> _Task directions_
Each line of the material below should be reproduced exactly.
▼
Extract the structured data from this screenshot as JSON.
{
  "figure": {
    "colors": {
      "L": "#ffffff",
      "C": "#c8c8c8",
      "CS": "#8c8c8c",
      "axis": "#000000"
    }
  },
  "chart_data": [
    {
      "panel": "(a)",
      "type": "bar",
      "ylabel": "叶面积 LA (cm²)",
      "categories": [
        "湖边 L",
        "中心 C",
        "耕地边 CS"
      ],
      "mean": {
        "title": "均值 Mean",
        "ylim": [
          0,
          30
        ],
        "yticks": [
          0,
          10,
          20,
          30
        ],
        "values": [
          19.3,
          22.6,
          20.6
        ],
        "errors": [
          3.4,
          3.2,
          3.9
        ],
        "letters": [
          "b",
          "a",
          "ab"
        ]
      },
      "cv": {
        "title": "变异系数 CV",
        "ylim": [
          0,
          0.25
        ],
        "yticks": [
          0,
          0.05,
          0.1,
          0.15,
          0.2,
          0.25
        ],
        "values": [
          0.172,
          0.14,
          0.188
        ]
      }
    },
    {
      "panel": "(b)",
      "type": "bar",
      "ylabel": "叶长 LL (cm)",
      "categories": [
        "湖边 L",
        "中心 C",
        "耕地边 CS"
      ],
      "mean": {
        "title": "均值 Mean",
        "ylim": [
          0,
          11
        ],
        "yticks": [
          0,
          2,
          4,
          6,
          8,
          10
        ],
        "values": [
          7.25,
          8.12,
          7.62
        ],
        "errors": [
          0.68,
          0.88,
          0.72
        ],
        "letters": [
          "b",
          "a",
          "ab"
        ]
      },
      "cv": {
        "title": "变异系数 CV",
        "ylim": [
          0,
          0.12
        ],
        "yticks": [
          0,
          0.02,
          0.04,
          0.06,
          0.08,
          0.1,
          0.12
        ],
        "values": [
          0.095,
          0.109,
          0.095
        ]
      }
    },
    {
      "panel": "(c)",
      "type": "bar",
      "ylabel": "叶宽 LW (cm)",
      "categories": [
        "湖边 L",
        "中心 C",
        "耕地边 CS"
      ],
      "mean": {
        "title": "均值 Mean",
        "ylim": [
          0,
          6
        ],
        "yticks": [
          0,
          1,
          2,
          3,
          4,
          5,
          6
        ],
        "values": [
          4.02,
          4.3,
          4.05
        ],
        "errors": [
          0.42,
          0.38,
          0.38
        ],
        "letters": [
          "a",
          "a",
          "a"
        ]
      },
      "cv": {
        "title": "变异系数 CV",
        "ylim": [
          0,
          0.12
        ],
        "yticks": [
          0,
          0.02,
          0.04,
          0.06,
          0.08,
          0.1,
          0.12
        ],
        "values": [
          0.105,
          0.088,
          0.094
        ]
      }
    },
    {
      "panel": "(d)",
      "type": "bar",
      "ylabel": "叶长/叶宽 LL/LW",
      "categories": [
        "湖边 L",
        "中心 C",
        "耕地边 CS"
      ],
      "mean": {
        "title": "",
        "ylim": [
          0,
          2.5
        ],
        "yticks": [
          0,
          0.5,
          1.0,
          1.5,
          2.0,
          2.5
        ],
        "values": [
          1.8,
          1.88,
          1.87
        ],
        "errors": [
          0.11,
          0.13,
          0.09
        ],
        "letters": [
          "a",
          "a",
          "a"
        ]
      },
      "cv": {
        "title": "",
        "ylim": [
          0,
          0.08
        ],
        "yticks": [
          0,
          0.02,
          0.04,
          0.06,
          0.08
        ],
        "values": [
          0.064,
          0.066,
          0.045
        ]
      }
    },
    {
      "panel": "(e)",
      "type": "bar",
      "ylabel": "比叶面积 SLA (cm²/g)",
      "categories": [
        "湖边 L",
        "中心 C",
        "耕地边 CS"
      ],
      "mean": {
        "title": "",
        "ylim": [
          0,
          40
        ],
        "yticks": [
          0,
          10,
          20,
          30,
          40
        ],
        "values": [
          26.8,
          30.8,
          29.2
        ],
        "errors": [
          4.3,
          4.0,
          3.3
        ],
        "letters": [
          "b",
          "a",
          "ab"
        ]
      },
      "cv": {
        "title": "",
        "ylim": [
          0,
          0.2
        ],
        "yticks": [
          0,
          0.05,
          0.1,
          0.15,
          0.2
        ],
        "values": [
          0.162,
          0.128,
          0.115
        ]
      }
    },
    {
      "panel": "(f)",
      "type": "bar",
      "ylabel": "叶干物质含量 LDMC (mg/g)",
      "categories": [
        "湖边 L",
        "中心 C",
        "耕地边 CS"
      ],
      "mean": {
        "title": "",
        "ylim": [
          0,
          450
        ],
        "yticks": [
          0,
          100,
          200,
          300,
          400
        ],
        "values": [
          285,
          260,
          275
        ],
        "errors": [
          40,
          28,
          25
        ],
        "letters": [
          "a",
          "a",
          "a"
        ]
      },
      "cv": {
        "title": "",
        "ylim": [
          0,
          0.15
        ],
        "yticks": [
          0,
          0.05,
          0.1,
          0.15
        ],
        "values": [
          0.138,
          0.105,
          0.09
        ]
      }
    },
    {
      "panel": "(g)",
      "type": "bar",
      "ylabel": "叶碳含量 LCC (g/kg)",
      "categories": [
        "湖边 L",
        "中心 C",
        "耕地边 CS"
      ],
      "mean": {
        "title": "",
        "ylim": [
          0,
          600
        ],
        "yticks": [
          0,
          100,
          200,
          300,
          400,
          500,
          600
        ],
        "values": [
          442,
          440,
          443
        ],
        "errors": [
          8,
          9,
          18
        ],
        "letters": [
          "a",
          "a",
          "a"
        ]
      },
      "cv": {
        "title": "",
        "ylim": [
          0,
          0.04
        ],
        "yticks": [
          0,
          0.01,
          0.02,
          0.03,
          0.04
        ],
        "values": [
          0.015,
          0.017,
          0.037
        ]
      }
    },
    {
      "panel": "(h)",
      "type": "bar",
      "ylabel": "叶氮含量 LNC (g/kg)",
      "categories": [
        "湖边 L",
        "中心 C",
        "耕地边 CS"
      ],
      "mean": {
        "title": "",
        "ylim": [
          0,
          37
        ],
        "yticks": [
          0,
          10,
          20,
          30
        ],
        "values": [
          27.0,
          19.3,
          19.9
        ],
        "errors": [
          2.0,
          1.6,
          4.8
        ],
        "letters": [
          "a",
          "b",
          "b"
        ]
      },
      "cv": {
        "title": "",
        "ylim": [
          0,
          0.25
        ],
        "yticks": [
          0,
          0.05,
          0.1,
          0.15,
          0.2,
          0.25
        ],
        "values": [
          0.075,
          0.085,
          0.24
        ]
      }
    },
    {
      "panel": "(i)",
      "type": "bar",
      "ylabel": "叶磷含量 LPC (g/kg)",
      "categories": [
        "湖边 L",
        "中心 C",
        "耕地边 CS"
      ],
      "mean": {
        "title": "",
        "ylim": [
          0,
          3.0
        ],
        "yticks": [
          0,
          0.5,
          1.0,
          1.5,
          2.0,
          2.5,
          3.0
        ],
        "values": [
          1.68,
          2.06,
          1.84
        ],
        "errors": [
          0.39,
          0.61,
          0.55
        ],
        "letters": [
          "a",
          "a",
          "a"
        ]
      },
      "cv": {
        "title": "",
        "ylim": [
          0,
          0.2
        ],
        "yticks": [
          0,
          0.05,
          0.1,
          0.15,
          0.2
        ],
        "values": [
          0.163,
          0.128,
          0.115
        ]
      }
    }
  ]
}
▲
> _Expected answer_
Extract the structured data from this screenshot as JSON.
{
  "figure": {
    "colors": {
      "L": "#ffffff",
      "C": "#c8c8c8",
      "CS": "#8c8c8c",
      "axis": "#000000"
    }
  },
  "chart_data": [
    {
      "panel": "(a)",
      "type": "bar",
      "ylabel": "叶面积 LA (cm²)",
      "categories": [
        "湖边 L",
        "中心 C",
        "耕地边 CS"
      ],
      "mean": {
        "title": "均值 Mean",
        "ylim": [
          0,
          30
        ],
        "yticks": [
          0,
          10,
          20,
          30
        ],
        "values": [
          19.3,
          22.6,
          20.6
        ],
        "errors": [
          3.4,
          3.2,
          3.9
        ],
        "letters": [
          "b",
          "a",
          "ab"
        ]
      },
      "cv": {
        "title": "变异系数 CV",
        "ylim": [
          0,
          0.25
        ],
        "yticks": [
          0,
          0.05,
          0.1,
          0.15,
          0.2,
          0.25
        ],
        "values": [
          0.172,
          0.14,
          0.188
        ]
      }
    },
    {
      "panel": "(b)",
      "type": "bar",
      "ylabel": "叶长 LL (cm)",
      "categories": [
        "湖边 L",
        "中心 C",
        "耕地边 CS"
      ],
      "mean": {
        "title": "均值 Mean",
        "ylim": [
          0,
          11
        ],
        "yticks": [
          0,
          2,
          4,
          6,
          8,
          10
        ],
        "values": [
          7.25,
          8.12,
          7.62
        ],
        "errors": [
          0.68,
          0.88,
          0.72
        ],
        "letters": [
          "b",
          "a",
          "ab"
        ]
      },
      "cv": {
        "title": "变异系数 CV",
        "ylim": [
          0,
          0.12
        ],
        "yticks": [
          0,
          0.02,
          0.04,
          0.06,
          0.08,
          0.1,
          0.12
        ],
        "values": [
          0.095,
          0.109,
          0.095
        ]
      }
    },
    {
      "panel": "(c)",
      "type": "bar",
      "ylabel": "叶宽 LW (cm)",
      "categories": [
        "湖边 L",
        "中心 C",
        "耕地边 CS"
      ],
      "mean": {
        "title": "均值 Mean",
        "ylim": [
          0,
          6
        ],
        "yticks": [
          0,
          1,
          2,
          3,
          4,
          5,
          6
        ],
        "values": [
          4.02,
          4.3,
          4.05
        ],
        "errors": [
          0.42,
          0.38,
          0.38
        ],
        "letters": [
          "a",
          "a",
          "a"
        ]
      },
      "cv": {
        "title": "变异系数 CV",
        "ylim": [
          0,
          0.12
        ],
        "yticks": [
          0,
          0.02,
          0.04,
          0.06,
          0.08,
          0.1,
          0.12
        ],
        "values": [
          0.105,
          0.088,
          0.094
        ]
      }
    },
    {
      "panel": "(d)",
      "type": "bar",
      "ylabel": "叶长/叶宽 LL/LW",
      "categories": [
        "湖边 L",
        "中心 C",
        "耕地边 CS"
      ],
      "mean": {
        "title": "",
        "ylim": [
          0,
          2.5
        ],
        "yticks": [
          0,
          0.5,
          1.0,
          1.5,
          2.0,
          2.5
        ],
        "values": [
          1.8,
          1.88,
          1.87
        ],
        "errors": [
          0.11,
          0.13,
          0.09
        ],
        "letters": [
          "a",
          "a",
          "a"
        ]
      },
      "cv": {
        "title": "",
        "ylim": [
          0,
          0.08
        ],
        "yticks": [
          0,
          0.02,
          0.04,
          0.06,
          0.08
        ],
        "values": [
          0.064,
          0.066,
          0.045
        ]
      }
    },
    {
      "panel": "(e)",
      "type": "bar",
      "ylabel": "比叶面积 SLA (cm²/g)",
      "categories": [
        "湖边 L",
        "中心 C",
        "耕地边 CS"
      ],
      "mean": {
        "title": "",
        "ylim": [
          0,
          40
        ],
        "yticks": [
          0,
          10,
          20,
          30,
          40
        ],
        "values": [
          26.8,
          30.8,
          29.2
        ],
        "errors": [
          4.3,
          4.0,
          3.3
        ],
        "letters": [
          "b",
          "a",
          "ab"
        ]
      },
      "cv": {
        "title": "",
        "ylim": [
          0,
          0.2
        ],
        "yticks": [
          0,
          0.05,
          0.1,
          0.15,
          0.2
        ],
        "values": [
          0.162,
          0.128,
          0.115
        ]
      }
    },
    {
      "panel": "(f)",
      "type": "bar",
      "ylabel": "叶干物质含量 LDMC (mg/g)",
      "categories": [
        "湖边 L",
        "中心 C",
        "耕地边 CS"
      ],
      "mean": {
        "title": "",
        "ylim": [
          0,
          450
        ],
        "yticks": [
          0,
          100,
          200,
          300,
          400
        ],
        "values": [
          285,
          260,
          275
        ],
        "errors": [
          40,
          28,
          25
        ],
        "letters": [
          "a",
          "a",
          "a"
        ]
      },
      "cv": {
        "title": "",
        "ylim": [
          0,
          0.15
        ],
        "yticks": [
          0,
          0.05,
          0.1,
          0.15
        ],
        "values": [
          0.138,
          0.105,
          0.09
        ]
      }
    },
    {
      "panel": "(g)",
      "type": "bar",
      "ylabel": "叶碳含量 LCC (g/kg)",
      "categories": [
        "湖边 L",
        "中心 C",
        "耕地边 CS"
      ],
      "mean": {
        "title": "",
        "ylim": [
          0,
          600
        ],
        "yticks": [
          0,
          100,
          200,
          300,
          400,
          500,
          600
        ],
        "values": [
          442,
          440,
          443
        ],
        "errors": [
          8,
          9,
          18
        ],
        "letters": [
          "a",
          "a",
          "a"
        ]
      },
      "cv": {
        "title": "",
        "ylim": [
          0,
          0.04
        ],
        "yticks": [
          0,
          0.01,
          0.02,
          0.03,
          0.04
        ],
        "values": [
          0.015,
          0.017,
          0.037
        ]
      }
    },
    {
      "panel": "(h)",
      "type": "bar",
      "ylabel": "叶氮含量 LNC (g/kg)",
      "categories": [
        "湖边 L",
        "中心 C",
        "耕地边 CS"
      ],
      "mean": {
        "title": "",
        "ylim": [
          0,
          37
        ],
        "yticks": [
          0,
          10,
          20,
          30
        ],
        "values": [
          27.0,
          19.3,
          19.9
        ],
        "errors": [
          2.0,
          1.6,
          4.8
        ],
        "letters": [
          "a",
          "b",
          "b"
        ]
      },
      "cv": {
        "title": "",
        "ylim": [
          0,
          0.25
        ],
        "yticks": [
          0,
          0.05,
          0.1,
          0.15,
          0.2,
          0.25
        ],
        "values": [
          0.075,
          0.085,
          0.24
        ]
      }
    },
    {
      "panel": "(i)",
      "type": "bar",
      "ylabel": "叶磷含量 LPC (g/kg)",
      "categories": [
        "湖边 L",
        "中心 C",
        "耕地边 CS"
      ],
      "mean": {
        "title": "",
        "ylim": [
          0,
          3.0
        ],
        "yticks": [
          0,
          0.5,
          1.0,
          1.5,
          2.0,
          2.5,
          3.0
        ],
        "values": [
          1.68,
          2.06,
          1.84
        ],
        "errors": [
          0.39,
          0.61,
          0.55
        ],
        "letters": [
          "a",
          "a",
          "a"
        ]
      },
      "cv": {
        "title": "",
        "ylim": [
          0,
          0.2
        ],
        "yticks": [
          0,
          0.05,
          0.1,
          0.15,
          0.2
        ],
        "values": [
          0.163,
          0.128,
          0.115
        ]
      }
    }
  ]
}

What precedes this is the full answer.